> [TASK BRIEF]: Your task is to transcribe all the entries exactly, excluding pictures.

> [Extracts from a graphics dataset]:
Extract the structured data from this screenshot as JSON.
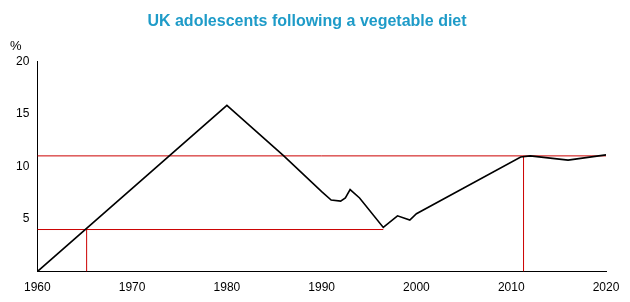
{
  "chart_data": {
    "type": "line",
    "title": "UK adolescents following a vegetable diet",
    "y_label": "%",
    "xlim": [
      1960,
      2020
    ],
    "xticks": [
      1960,
      1970,
      1980,
      1990,
      2000,
      2010,
      2020
    ],
    "ylim": [
      0,
      20
    ],
    "yticks": [
      5,
      10,
      15,
      20
    ],
    "grid": false,
    "series": [
      {
        "color": "#000000",
        "line_style": "solid",
        "marker": "none",
        "x": [
          1960,
          1980,
          1986,
          1990,
          1991,
          1992,
          1992.5,
          1993,
          1994,
          1996.5,
          1998,
          1999.3,
          2000,
          2011,
          2012,
          2016,
          2020
        ],
        "values": [
          0,
          15.8,
          11,
          7.6,
          6.8,
          6.7,
          7.0,
          7.8,
          7.0,
          4.2,
          5.3,
          4.9,
          5.5,
          10.9,
          11,
          10.6,
          11.1
        ]
      },
      {
        "color": "#cc0000",
        "line_style": "solid",
        "marker": "none",
        "x": [
          1960,
          2020
        ],
        "values": [
          11,
          11
        ]
      },
      {
        "color": "#cc0000",
        "line_style": "solid",
        "marker": "none",
        "x": [
          1960,
          1996.5
        ],
        "values": [
          4,
          4
        ]
      },
      {
        "color": "#cc0000",
        "line_style": "solid",
        "marker": "none",
        "x": [
          1965.2,
          1965.2
        ],
        "values": [
          0,
          4
        ]
      },
      {
        "color": "#cc0000",
        "line_style": "solid",
        "marker": "none",
        "x": [
          2011.3,
          2011.3
        ],
        "values": [
          0,
          11
        ]
      }
    ]
  }
}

> [COMPLETED TASK]:
Extract the structured data from this screenshot as JSON.
{
  "chart_data": {
    "type": "line",
    "title": "UK adolescents following a vegetable diet",
    "y_label": "%",
    "xlim": [
      1960,
      2020
    ],
    "xticks": [
      1960,
      1970,
      1980,
      1990,
      2000,
      2010,
      2020
    ],
    "ylim": [
      0,
      20
    ],
    "yticks": [
      5,
      10,
      15,
      20
    ],
    "grid": false,
    "series": [
      {
        "color": "#000000",
        "line_style": "solid",
        "marker": "none",
        "x": [
          1960,
          1980,
          1986,
          1990,
          1991,
          1992,
          1992.5,
          1993,
          1994,
          1996.5,
          1998,
          1999.3,
          2000,
          2011,
          2012,
          2016,
          2020
        ],
        "values": [
          0,
          15.8,
          11,
          7.6,
          6.8,
          6.7,
          7.0,
          7.8,
          7.0,
          4.2,
          5.3,
          4.9,
          5.5,
          10.9,
          11,
          10.6,
          11.1
        ]
      },
      {
        "color": "#cc0000",
        "line_style": "solid",
        "marker": "none",
        "x": [
          1960,
          2020
        ],
        "values": [
          11,
          11
        ]
      },
      {
        "color": "#cc0000",
        "line_style": "solid",
        "marker": "none",
        "x": [
          1960,
          1996.5
        ],
        "values": [
          4,
          4
        ]
      },
      {
        "color": "#cc0000",
        "line_style": "solid",
        "marker": "none",
        "x": [
          1965.2,
          1965.2
        ],
        "values": [
          0,
          4
        ]
      },
      {
        "color": "#cc0000",
        "line_style": "solid",
        "marker": "none",
        "x": [
          2011.3,
          2011.3
        ],
        "values": [
          0,
          11
        ]
      }
    ]
  }
}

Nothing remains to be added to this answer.